— start of Input data —
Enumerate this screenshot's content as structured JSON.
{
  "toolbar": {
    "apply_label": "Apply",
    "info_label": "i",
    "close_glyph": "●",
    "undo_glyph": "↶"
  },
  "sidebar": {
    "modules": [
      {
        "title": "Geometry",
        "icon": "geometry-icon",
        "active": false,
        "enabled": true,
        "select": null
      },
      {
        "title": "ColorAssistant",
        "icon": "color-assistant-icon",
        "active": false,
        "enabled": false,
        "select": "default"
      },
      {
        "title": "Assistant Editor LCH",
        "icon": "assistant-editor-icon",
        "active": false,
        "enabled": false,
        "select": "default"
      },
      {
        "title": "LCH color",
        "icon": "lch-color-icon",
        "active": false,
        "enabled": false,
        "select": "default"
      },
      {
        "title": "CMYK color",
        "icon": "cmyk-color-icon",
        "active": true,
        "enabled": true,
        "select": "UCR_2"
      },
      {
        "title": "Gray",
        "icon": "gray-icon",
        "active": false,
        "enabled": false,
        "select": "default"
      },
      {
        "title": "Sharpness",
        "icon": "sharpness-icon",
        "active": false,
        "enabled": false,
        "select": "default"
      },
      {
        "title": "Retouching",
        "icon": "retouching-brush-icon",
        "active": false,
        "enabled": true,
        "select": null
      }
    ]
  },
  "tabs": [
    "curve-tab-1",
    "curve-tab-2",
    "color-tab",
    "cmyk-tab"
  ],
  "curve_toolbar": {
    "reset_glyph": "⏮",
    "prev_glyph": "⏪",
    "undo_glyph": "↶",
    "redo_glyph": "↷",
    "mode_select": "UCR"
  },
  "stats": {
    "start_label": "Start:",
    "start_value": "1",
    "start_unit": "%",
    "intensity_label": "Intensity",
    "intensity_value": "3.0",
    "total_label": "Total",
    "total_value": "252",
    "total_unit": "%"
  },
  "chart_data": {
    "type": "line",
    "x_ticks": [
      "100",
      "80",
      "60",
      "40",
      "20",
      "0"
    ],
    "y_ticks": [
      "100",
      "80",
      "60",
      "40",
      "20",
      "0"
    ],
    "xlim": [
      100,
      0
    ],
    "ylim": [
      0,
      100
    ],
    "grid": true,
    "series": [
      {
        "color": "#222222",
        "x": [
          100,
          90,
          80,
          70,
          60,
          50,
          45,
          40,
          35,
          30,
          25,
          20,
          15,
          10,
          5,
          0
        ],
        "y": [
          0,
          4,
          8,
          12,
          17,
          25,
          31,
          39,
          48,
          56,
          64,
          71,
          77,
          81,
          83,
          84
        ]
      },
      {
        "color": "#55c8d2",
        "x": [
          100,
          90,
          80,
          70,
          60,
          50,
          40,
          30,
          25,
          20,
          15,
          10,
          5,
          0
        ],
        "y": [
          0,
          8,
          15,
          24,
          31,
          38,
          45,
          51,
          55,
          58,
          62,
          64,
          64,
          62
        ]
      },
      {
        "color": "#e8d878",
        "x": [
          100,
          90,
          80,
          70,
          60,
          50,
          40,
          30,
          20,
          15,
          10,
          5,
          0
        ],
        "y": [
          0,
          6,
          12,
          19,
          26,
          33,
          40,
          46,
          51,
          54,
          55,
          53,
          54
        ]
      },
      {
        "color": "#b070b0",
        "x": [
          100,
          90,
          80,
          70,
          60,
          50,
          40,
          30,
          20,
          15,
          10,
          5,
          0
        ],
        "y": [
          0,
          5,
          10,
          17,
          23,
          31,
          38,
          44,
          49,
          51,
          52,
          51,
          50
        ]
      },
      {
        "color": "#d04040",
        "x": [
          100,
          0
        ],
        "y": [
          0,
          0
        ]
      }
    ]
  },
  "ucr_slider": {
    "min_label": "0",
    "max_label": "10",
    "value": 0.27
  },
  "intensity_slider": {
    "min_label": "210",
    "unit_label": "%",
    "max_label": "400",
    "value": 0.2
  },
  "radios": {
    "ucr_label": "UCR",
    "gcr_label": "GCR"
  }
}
— end of Input data —
Reproduce the whole listing word for word.

Task answer »
Enumerate this screenshot's content as structured JSON.
{
  "toolbar": {
    "apply_label": "Apply",
    "info_label": "i",
    "close_glyph": "●",
    "undo_glyph": "↶"
  },
  "sidebar": {
    "modules": [
      {
        "title": "Geometry",
        "icon": "geometry-icon",
        "active": false,
        "enabled": true,
        "select": null
      },
      {
        "title": "ColorAssistant",
        "icon": "color-assistant-icon",
        "active": false,
        "enabled": false,
        "select": "default"
      },
      {
        "title": "Assistant Editor LCH",
        "icon": "assistant-editor-icon",
        "active": false,
        "enabled": false,
        "select": "default"
      },
      {
        "title": "LCH color",
        "icon": "lch-color-icon",
        "active": false,
        "enabled": false,
        "select": "default"
      },
      {
        "title": "CMYK color",
        "icon": "cmyk-color-icon",
        "active": true,
        "enabled": true,
        "select": "UCR_2"
      },
      {
        "title": "Gray",
        "icon": "gray-icon",
        "active": false,
        "enabled": false,
        "select": "default"
      },
      {
        "title": "Sharpness",
        "icon": "sharpness-icon",
        "active": false,
        "enabled": false,
        "select": "default"
      },
      {
        "title": "Retouching",
        "icon": "retouching-brush-icon",
        "active": false,
        "enabled": true,
        "select": null
      }
    ]
  },
  "tabs": [
    "curve-tab-1",
    "curve-tab-2",
    "color-tab",
    "cmyk-tab"
  ],
  "curve_toolbar": {
    "reset_glyph": "⏮",
    "prev_glyph": "⏪",
    "undo_glyph": "↶",
    "redo_glyph": "↷",
    "mode_select": "UCR"
  },
  "stats": {
    "start_label": "Start:",
    "start_value": "1",
    "start_unit": "%",
    "intensity_label": "Intensity",
    "intensity_value": "3.0",
    "total_label": "Total",
    "total_value": "252",
    "total_unit": "%"
  },
  "chart_data": {
    "type": "line",
    "x_ticks": [
      "100",
      "80",
      "60",
      "40",
      "20",
      "0"
    ],
    "y_ticks": [
      "100",
      "80",
      "60",
      "40",
      "20",
      "0"
    ],
    "xlim": [
      100,
      0
    ],
    "ylim": [
      0,
      100
    ],
    "grid": true,
    "series": [
      {
        "color": "#222222",
        "x": [
          100,
          90,
          80,
          70,
          60,
          50,
          45,
          40,
          35,
          30,
          25,
          20,
          15,
          10,
          5,
          0
        ],
        "y": [
          0,
          4,
          8,
          12,
          17,
          25,
          31,
          39,
          48,
          56,
          64,
          71,
          77,
          81,
          83,
          84
        ]
      },
      {
        "color": "#55c8d2",
        "x": [
          100,
          90,
          80,
          70,
          60,
          50,
          40,
          30,
          25,
          20,
          15,
          10,
          5,
          0
        ],
        "y": [
          0,
          8,
          15,
          24,
          31,
          38,
          45,
          51,
          55,
          58,
          62,
          64,
          64,
          62
        ]
      },
      {
        "color": "#e8d878",
        "x": [
          100,
          90,
          80,
          70,
          60,
          50,
          40,
          30,
          20,
          15,
          10,
          5,
          0
        ],
        "y": [
          0,
          6,
          12,
          19,
          26,
          33,
          40,
          46,
          51,
          54,
          55,
          53,
          54
        ]
      },
      {
        "color": "#b070b0",
        "x": [
          100,
          90,
          80,
          70,
          60,
          50,
          40,
          30,
          20,
          15,
          10,
          5,
          0
        ],
        "y": [
          0,
          5,
          10,
          17,
          23,
          31,
          38,
          44,
          49,
          51,
          52,
          51,
          50
        ]
      },
      {
        "color": "#d04040",
        "x": [
          100,
          0
        ],
        "y": [
          0,
          0
        ]
      }
    ]
  },
  "ucr_slider": {
    "min_label": "0",
    "max_label": "10",
    "value": 0.27
  },
  "intensity_slider": {
    "min_label": "210",
    "unit_label": "%",
    "max_label": "400",
    "value": 0.2
  },
  "radios": {
    "ucr_label": "UCR",
    "gcr_label": "GCR"
  }
}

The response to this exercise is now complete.